Answer these about the figure captions on SERPINB2 and PM exposure below:
(a) At what concentration was PM applied to the endometrial stem cells?
(b) Which stain was used to evaluate osteoblast differentiation?
(c) Against how many growth factors, cytokines, and receptors did the antibody array membrane carry antibodies?

Document section -
-------------------------
Schematic representation showing the functions of SERPINB2 as a gene that regulates PM-induced effects in endometrial stem cells. Endometrial stem cells were transfected with shRNA targeting SERPINB2 and were treated with or without PM (25 μg/ml) for 72 h; subsequent changes in cell viability were measured by an MTT assay (a). The ability of SERPINB2 depletion to abolish the PM-induced inhibitory effects on the migratory capacity of endometrial stem cells was analyzed via a Transwell assay (b) and western blotting with anti-MMP-2 and anti-MMP-9 antibodies (c). The attenuating effects of SERPINB2 depletion on PM-induced replicative senescence were evaluated by measuring SA-β-Gal activity (d) and the expression levels of the senescence markers IL-6, p16, p18, and p21 (e). β-Actin was used as the internal control. The bar graphs show the average of three independent experiments. Significant differences are presented. *p < 0.05, **p < 0.005, and ***p < 0.001 (two-sample t-test).

Fig. 8. SERPINB2 mediates the inhibitory effect of PM exposure on the multilineage differentiation potential and pluripotency of endometrial stem cells.

Endometrial stem cells were transfected with a shRNA targeting SERPINB2 and treated with or without PM (25 μg/ml); subsequent changes in adipocyte (a) and osteoblast (b) differentiation were evaluated by oil red O and alizarin red staining, respectively. The relative quantification of calcium mineral content and lipid droplet formation in differentiated cells was evaluated by measuring the absorbance at 500 nm and 570 nm, respectively. The attenuating effects of SERPINB2 depletion on PM-induced suppression of the pluripotency-related genes C-MYC, KLF4, NANOG, OCT4, and SOX2 were analyzed by real-time PCR (c). The bar graphs show the average of three independent experiments. Significant differences are presented. *p < 0.05, **p < 0.005, and ***p < 0.001 (two-sample t-test).

Fig. 9. PM exposure suppresses the secretion of various growth factors or cytokines that are related to toxicity networks.

Human growth factor antibody array analysis was performed using PM-treated or untreated protein samples. The membrane was printed with antibodies against 40 growth factors, cytokines, and receptors. The levels of eleven growth factors (AR, HGF, NT-4, TGF-β3, EGF, IGFBP4/6, PDGFR β, VEGFR3, and FGF4/7) were significantly decreased in the PM-treated protein samples (a, b). The bar graphs show the average of three independent experiments. Significant differences are presented. *p < 0.05, **p < 0.005, and ***p < 0.001 (two-sample t-test).

Fig. 10. The correlations between the eleven downregulated growth factors and exposure to various toxicants.

The GEO database was analyzed to further verify the correlations between the eleven downregulated growth factors and exposure to various toxicants.

Fig. 11. PM exposure significantly inhibits various beneficial functions of endometrial stem cells in vivo.
-------------------------
Data section -

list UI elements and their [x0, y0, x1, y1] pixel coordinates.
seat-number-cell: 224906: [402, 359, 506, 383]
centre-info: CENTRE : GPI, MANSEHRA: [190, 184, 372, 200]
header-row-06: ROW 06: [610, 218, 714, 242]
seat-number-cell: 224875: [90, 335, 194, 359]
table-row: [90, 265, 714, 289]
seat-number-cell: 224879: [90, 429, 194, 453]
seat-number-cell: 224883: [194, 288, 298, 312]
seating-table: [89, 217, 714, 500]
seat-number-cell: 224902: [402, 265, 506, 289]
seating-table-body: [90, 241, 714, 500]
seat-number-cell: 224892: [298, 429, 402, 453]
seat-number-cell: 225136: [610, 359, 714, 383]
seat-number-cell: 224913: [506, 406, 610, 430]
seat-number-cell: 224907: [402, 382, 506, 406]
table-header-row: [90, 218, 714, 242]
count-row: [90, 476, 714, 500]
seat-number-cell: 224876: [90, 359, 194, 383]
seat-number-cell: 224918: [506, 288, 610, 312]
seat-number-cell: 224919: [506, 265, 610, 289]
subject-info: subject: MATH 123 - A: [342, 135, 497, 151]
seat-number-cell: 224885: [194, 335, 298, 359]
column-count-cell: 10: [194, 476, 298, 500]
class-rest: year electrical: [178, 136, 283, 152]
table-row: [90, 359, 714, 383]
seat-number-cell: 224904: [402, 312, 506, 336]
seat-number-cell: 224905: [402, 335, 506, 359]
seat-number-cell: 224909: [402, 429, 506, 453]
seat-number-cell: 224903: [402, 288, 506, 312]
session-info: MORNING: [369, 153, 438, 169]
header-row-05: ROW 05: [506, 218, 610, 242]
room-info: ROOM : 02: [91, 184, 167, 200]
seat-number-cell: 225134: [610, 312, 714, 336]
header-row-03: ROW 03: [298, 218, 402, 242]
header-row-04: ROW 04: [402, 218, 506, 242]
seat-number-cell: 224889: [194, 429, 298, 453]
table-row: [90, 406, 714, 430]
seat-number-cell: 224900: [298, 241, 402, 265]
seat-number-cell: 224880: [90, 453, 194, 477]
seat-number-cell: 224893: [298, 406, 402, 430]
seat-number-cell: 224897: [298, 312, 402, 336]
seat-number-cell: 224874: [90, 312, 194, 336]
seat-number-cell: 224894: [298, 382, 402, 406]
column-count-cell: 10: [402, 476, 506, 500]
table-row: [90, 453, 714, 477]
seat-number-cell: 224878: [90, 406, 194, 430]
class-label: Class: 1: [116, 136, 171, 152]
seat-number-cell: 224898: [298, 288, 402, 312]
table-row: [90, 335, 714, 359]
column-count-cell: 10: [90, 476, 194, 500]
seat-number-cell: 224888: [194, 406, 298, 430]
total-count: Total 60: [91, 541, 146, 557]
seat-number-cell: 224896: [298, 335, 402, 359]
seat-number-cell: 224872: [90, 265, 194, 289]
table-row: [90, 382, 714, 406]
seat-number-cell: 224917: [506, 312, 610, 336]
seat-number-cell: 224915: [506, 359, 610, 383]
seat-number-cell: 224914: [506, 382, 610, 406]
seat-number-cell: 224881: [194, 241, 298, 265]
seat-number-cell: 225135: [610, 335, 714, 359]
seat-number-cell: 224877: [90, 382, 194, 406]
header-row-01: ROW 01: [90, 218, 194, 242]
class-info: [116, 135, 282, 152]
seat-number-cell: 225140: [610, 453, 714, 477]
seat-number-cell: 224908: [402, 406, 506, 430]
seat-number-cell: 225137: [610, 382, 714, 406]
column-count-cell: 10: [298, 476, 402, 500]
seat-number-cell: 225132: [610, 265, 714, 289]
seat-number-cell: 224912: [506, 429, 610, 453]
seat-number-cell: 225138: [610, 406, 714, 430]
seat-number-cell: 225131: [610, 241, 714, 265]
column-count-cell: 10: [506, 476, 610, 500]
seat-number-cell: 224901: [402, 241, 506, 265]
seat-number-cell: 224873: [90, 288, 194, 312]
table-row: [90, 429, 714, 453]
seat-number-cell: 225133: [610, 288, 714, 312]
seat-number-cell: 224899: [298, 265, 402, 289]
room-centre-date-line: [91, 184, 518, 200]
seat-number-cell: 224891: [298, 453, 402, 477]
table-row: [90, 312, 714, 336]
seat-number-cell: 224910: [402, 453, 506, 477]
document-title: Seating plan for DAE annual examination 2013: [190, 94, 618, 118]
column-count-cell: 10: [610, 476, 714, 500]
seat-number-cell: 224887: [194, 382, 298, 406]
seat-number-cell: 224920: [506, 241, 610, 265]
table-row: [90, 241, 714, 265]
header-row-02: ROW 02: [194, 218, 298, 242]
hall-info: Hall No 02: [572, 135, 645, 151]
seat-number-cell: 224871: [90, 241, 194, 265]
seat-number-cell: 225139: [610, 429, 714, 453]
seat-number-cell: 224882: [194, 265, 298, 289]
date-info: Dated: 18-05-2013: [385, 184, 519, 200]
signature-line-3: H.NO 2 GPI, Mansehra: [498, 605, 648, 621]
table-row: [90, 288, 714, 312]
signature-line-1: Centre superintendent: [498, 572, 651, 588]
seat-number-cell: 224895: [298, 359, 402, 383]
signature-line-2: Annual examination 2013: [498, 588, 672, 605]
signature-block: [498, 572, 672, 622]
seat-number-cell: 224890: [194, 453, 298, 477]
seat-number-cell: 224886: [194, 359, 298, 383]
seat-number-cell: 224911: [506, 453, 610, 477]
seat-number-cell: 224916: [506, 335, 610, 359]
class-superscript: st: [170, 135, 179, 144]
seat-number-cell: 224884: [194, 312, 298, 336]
-------------------------
Task response -
(a) 25 μg/ml
(b) Alizarin red
(c) 40